__Directive__.
Copy all the entries below exactly, but not the pictures.
══ Supplied records ══
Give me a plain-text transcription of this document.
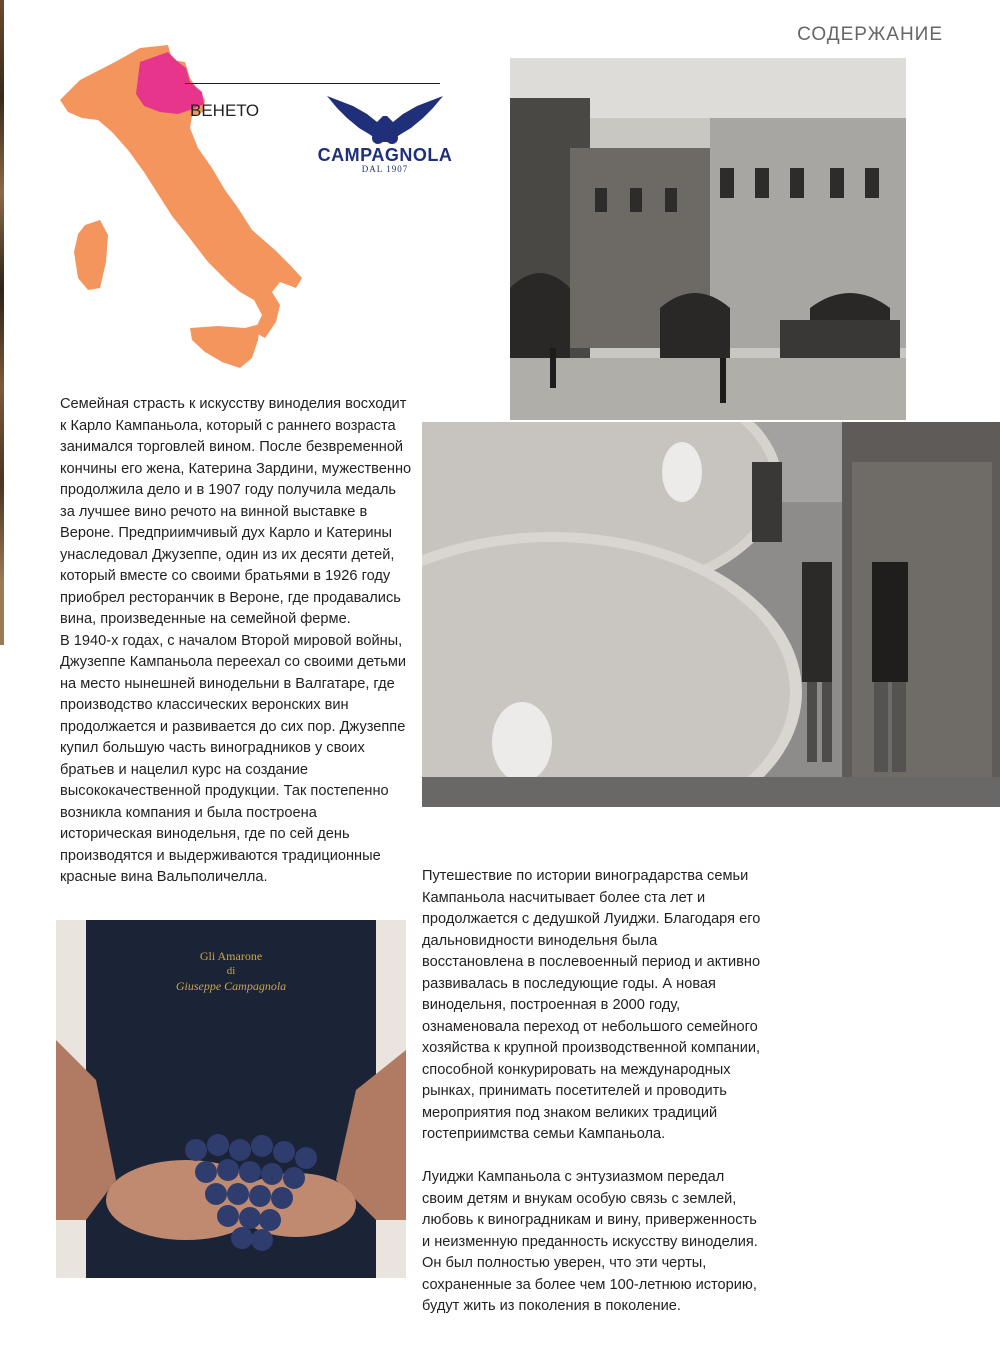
СОДЕРЖАНИЕ
ВЕНЕТО
CAMPAGNOLA
DAL 1907
Gli Amarone
di
Giuseppe Campagnola

Семейная страсть к искусству виноделия восходит к Карло Кампаньола, который с раннего возраста занимался торговлей вином. После безвременной кончины его жена, Катерина Зардини, мужественно продолжила дело и в 1907 году получила медаль за лучшее вино речото на винной выставке в Вероне. Предприимчивый дух Карло и Катерины унаследовал Джузеппе, один из их десяти детей, который вместе со своими братьями в 1926 году приобрел ресторанчик в Вероне, где продавались вина, произведенные на семейной ферме.

В 1940-х годах, с началом Второй мировой войны, Джузеппе Кампаньола переехал со своими детьми на место нынешней винодельни в Валгатаре, где производство классических веронских вин продолжается и развивается до сих пор. Джузеппе купил большую часть виноградников у своих братьев и нацелил курс на создание высококачественной продукции. Так постепенно возникла компания и была построена историческая винодельня, где по сей день производятся и выдерживаются традиционные красные вина Вальполичелла.	Путешествие по истории виноградарства семьи Кампаньола насчитывает более ста лет и продолжается с дедушкой Луиджи. Благодаря его дальновидности винодельня была восстановлена в послевоенный период и активно развивалась в последующие годы. А новая винодельня, построенная в 2000 году, ознаменовала переход от небольшого семейного хозяйства к крупной производственной компании, способной конкурировать на международных рынках, принимать посетителей и проводить мероприятия под знаком великих традиций гостеприимства семьи Кампаньола.

Луиджи Кампаньола с энтузиазмом передал своим детям и внукам особую связь с землей, любовь к виноградникам и вину, приверженность и неизменную преданность искусству виноделия. Он был полностью уверен, что эти черты, сохраненные за более чем 100-летнюю историю, будут жить из поколения в поколение.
═══
__Result__.
Give me a plain-text transcription of this document.
СОДЕРЖАНИЕ
ВЕНЕТО
CAMPAGNOLA
DAL 1907
Gli Amarone
di
Giuseppe Campagnola

Семейная страсть к искусству виноделия восходит к Карло Кампаньола, который с раннего возраста занимался торговлей вином. После безвременной кончины его жена, Катерина Зардини, мужественно продолжила дело и в 1907 году получила медаль за лучшее вино речото на винной выставке в Вероне. Предприимчивый дух Карло и Катерины унаследовал Джузеппе, один из их десяти детей, который вместе со своими братьями в 1926 году приобрел ресторанчик в Вероне, где продавались вина, произведенные на семейной ферме.

В 1940-х годах, с началом Второй мировой войны, Джузеппе Кампаньола переехал со своими детьми на место нынешней винодельни в Валгатаре, где производство классических веронских вин продолжается и развивается до сих пор. Джузеппе купил большую часть виноградников у своих братьев и нацелил курс на создание высококачественной продукции. Так постепенно возникла компания и была построена историческая винодельня, где по сей день производятся и выдерживаются традиционные красные вина Вальполичелла.	Путешествие по истории виноградарства семьи Кампаньола насчитывает более ста лет и продолжается с дедушкой Луиджи. Благодаря его дальновидности винодельня была восстановлена в послевоенный период и активно развивалась в последующие годы. А новая винодельня, построенная в 2000 году, ознаменовала переход от небольшого семейного хозяйства к крупной производственной компании, способной конкурировать на международных рынках, принимать посетителей и проводить мероприятия под знаком великих традиций гостеприимства семьи Кампаньола.

Луиджи Кампаньола с энтузиазмом передал своим детям и внукам особую связь с землей, любовь к виноградникам и вину, приверженность и неизменную преданность искусству виноделия. Он был полностью уверен, что эти черты, сохраненные за более чем 100-летнюю историю, будут жить из поколения в поколение.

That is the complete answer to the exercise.